■ DATA SUPPLIED ■

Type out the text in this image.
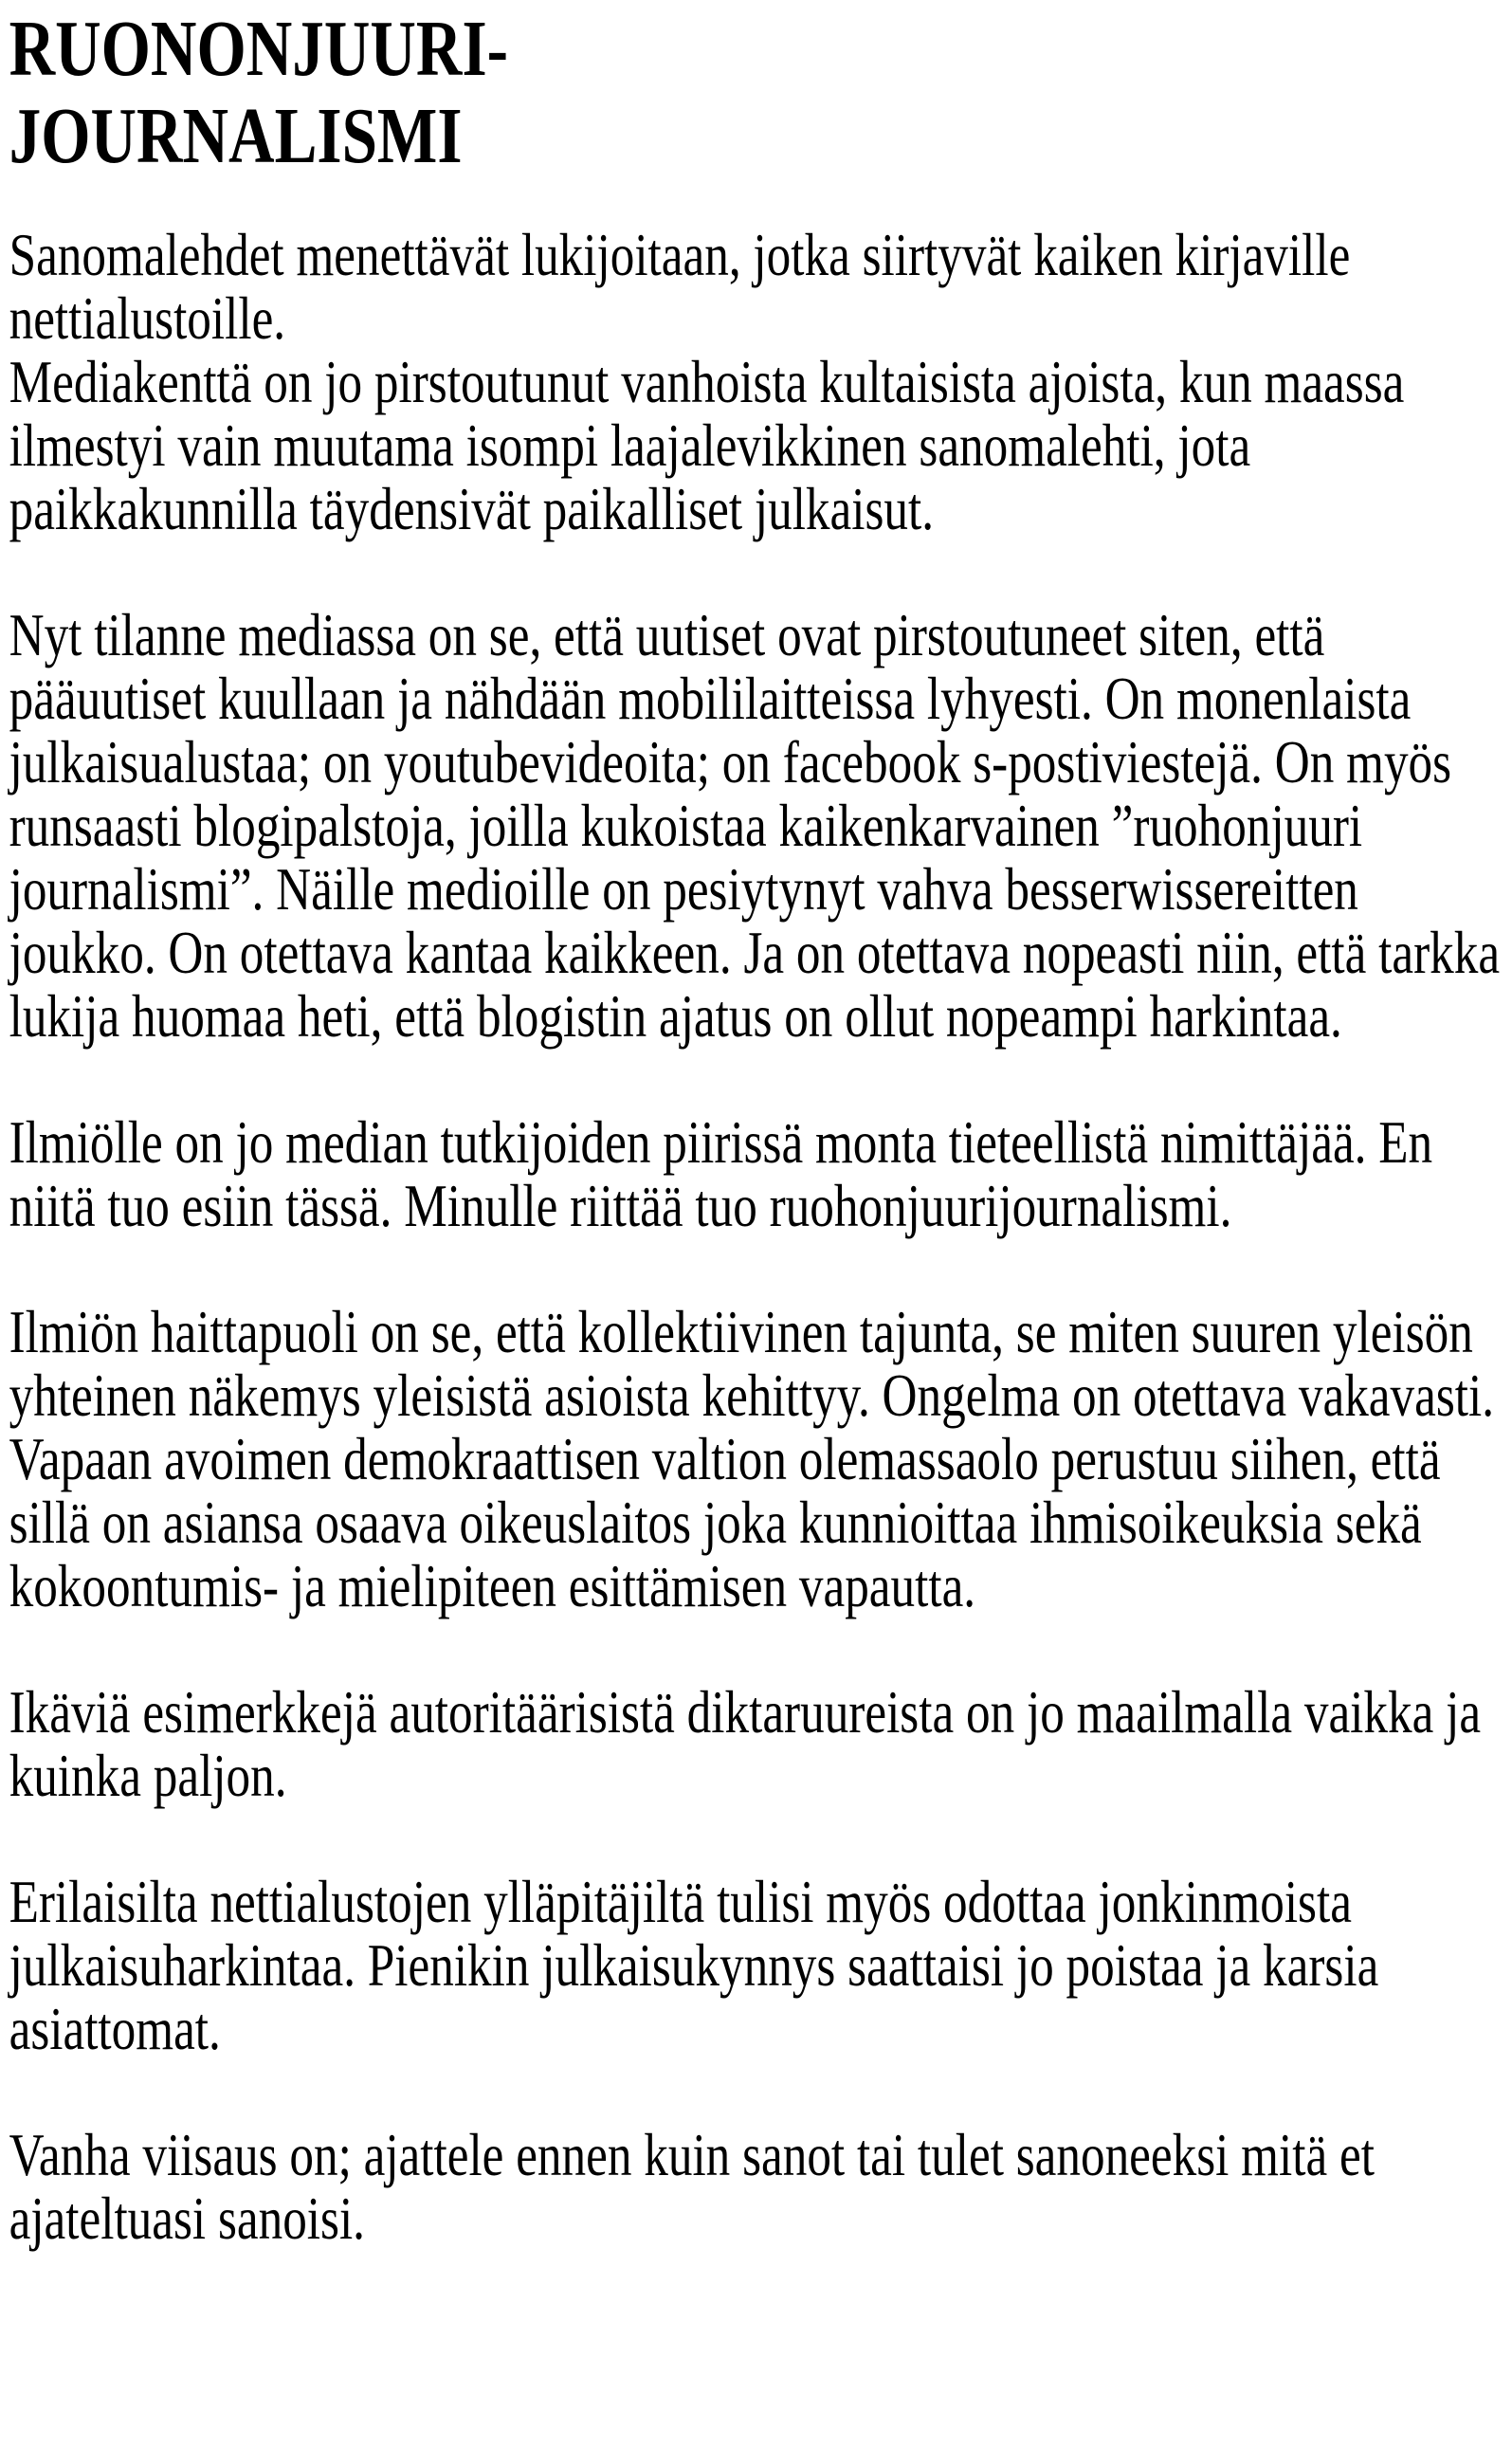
RUONONJUURI-
JOURNALISMI

Sanomalehdet menettävät lukijoitaan, jotka siirtyvät kaiken kirjaville nettialustoille.

Mediakenttä on jo pirstoutunut vanhoista kultaisista ajoista, kun maassa ilmestyi vain muutama isompi laajalevikkinen sanomalehti, jota paikkakunnilla täydensivät paikalliset julkaisut.

Nyt tilanne mediassa on se, että uutiset ovat pirstoutuneet siten, että pääuutiset kuullaan ja nähdään mobililaitteissa lyhyesti. On monenlaista julkaisualustaa; on youtubevideoita; on facebook s-postiviestejä. On myös runsaasti blogipalstoja, joilla kukoistaa kaikenkarvainen ”ruohonjuuri journalismi”. Näille medioille on pesiytynyt vahva besserwissereitten joukko. On otettava kantaa kaikkeen. Ja on otettava nopeasti niin, että tarkka lukija huomaa heti, että blogistin ajatus on ollut nopeampi harkintaa.

Ilmiölle on jo median tutkijoiden piirissä monta tieteellistä nimittäjää. En niitä tuo esiin tässä. Minulle riittää tuo ruohonjuurijournalismi.

Ilmiön haittapuoli on se, että kollektiivinen tajunta, se miten suuren yleisön yhteinen näkemys yleisistä asioista kehittyy. Ongelma on otettava vakavasti. Vapaan avoimen demokraattisen valtion olemassaolo perustuu siihen, että sillä on asiansa osaava oikeuslaitos joka kunnioittaa ihmisoikeuksia sekä kokoontumis- ja mielipiteen esittämisen vapautta.

Ikäviä esimerkkejä autoritäärisistä diktaruureista on jo maailmalla vaikka ja kuinka paljon.

Erilaisilta nettialustojen ylläpitäjiltä tulisi myös odottaa jonkinmoista julkaisuharkintaa. Pienikin julkaisukynnys saattaisi jo poistaa ja karsia asiattomat.

Vanha viisaus on; ajattele ennen kuin sanot tai tulet sanoneeksi mitä et ajateltuasi sanoisi.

■ GIVEN TASK ■
Gather all lines from the records above in which "otettava" appears.

■ OUTPUT BELOW ■
Nyt tilanne mediassa on se, että uutiset ovat pirstoutuneet siten, että pääuutiset kuullaan ja nähdään mobililaitteissa lyhyesti. On monenlaista julkaisualustaa; on youtubevideoita; on facebook s-postiviestejä. On myös runsaasti blogipalstoja, joilla kukoistaa kaikenkarvainen ”ruohonjuuri journalismi”. Näille medioille on pesiytynyt vahva besserwissereitten joukko. On otettava kantaa kaikkeen. Ja on otettava nopeasti niin, että tarkka lukija huomaa heti, että blogistin ajatus on ollut nopeampi harkintaa.
Ilmiön haittapuoli on se, että kollektiivinen tajunta, se miten suuren yleisön yhteinen näkemys yleisistä asioista kehittyy. Ongelma on otettava vakavasti. Vapaan avoimen demokraattisen valtion olemassaolo perustuu siihen, että sillä on asiansa osaava oikeuslaitos joka kunnioittaa ihmisoikeuksia sekä kokoontumis- ja mielipiteen esittämisen vapautta.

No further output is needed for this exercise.